List all lines of the data containing the word "каналов".

**Given records:**
<<<<

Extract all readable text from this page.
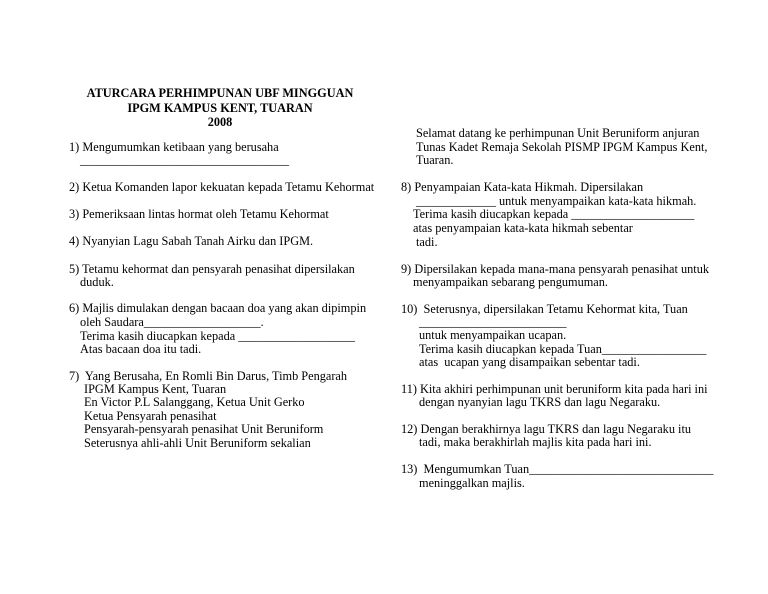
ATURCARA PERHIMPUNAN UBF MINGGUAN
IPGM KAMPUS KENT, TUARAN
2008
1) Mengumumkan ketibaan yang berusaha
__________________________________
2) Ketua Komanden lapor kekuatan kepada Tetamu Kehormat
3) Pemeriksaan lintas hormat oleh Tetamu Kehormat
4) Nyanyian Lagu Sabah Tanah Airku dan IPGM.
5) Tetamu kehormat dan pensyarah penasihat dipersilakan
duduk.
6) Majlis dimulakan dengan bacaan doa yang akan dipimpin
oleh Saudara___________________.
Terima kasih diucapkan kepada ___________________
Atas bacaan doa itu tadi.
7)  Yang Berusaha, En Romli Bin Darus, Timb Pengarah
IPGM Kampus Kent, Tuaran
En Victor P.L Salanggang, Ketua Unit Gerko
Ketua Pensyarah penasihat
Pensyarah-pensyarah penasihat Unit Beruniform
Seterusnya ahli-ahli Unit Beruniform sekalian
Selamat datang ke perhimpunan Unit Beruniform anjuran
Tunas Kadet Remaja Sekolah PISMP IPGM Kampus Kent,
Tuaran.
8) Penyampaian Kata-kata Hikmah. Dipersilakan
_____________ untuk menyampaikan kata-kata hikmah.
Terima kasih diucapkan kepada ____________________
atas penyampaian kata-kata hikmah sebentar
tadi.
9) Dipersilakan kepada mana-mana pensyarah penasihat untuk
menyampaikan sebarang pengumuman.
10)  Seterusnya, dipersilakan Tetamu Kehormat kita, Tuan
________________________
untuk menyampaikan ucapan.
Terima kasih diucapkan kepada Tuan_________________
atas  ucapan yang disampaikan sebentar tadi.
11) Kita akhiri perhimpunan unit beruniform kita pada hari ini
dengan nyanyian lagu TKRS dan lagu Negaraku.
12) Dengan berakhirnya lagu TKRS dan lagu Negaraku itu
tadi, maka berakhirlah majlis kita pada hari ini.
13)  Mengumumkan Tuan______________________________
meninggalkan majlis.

>>>>
<<<<

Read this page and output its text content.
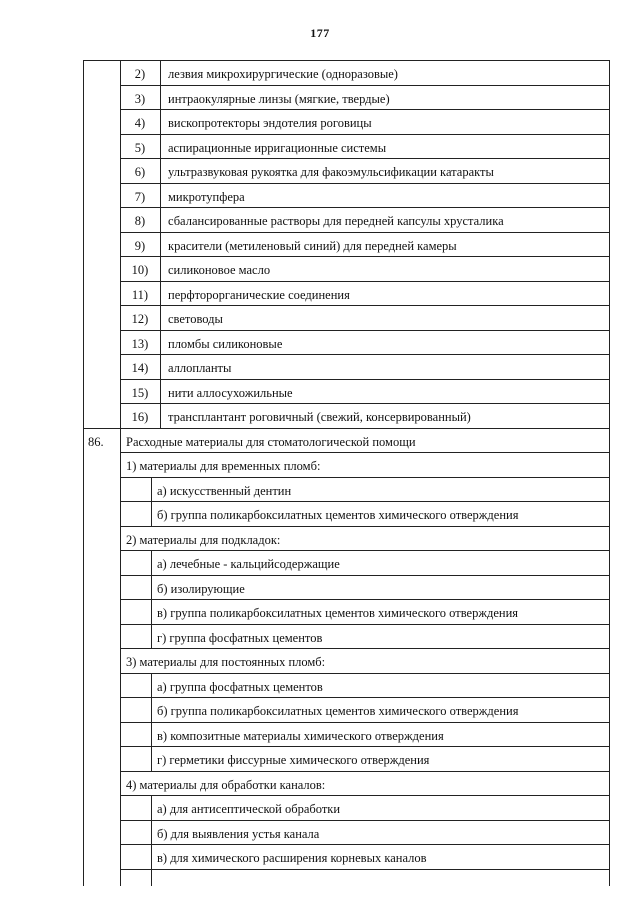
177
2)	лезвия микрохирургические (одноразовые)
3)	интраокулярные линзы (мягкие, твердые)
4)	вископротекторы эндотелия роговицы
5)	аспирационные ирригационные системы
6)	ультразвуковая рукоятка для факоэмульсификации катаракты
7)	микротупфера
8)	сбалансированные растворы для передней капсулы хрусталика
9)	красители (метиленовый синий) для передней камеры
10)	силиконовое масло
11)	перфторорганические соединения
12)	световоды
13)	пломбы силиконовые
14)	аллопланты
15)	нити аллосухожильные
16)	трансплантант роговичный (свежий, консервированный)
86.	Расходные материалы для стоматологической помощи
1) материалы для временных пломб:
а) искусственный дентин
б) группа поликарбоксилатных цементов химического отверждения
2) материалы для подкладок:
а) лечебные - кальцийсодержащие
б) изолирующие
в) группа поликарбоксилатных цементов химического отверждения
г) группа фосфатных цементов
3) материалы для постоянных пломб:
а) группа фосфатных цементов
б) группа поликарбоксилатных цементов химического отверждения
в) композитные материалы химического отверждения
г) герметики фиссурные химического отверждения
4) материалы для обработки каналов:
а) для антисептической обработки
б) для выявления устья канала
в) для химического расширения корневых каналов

>>>>

**Result:**
4) материалы для обработки каналов:
в) для химического расширения корневых каналов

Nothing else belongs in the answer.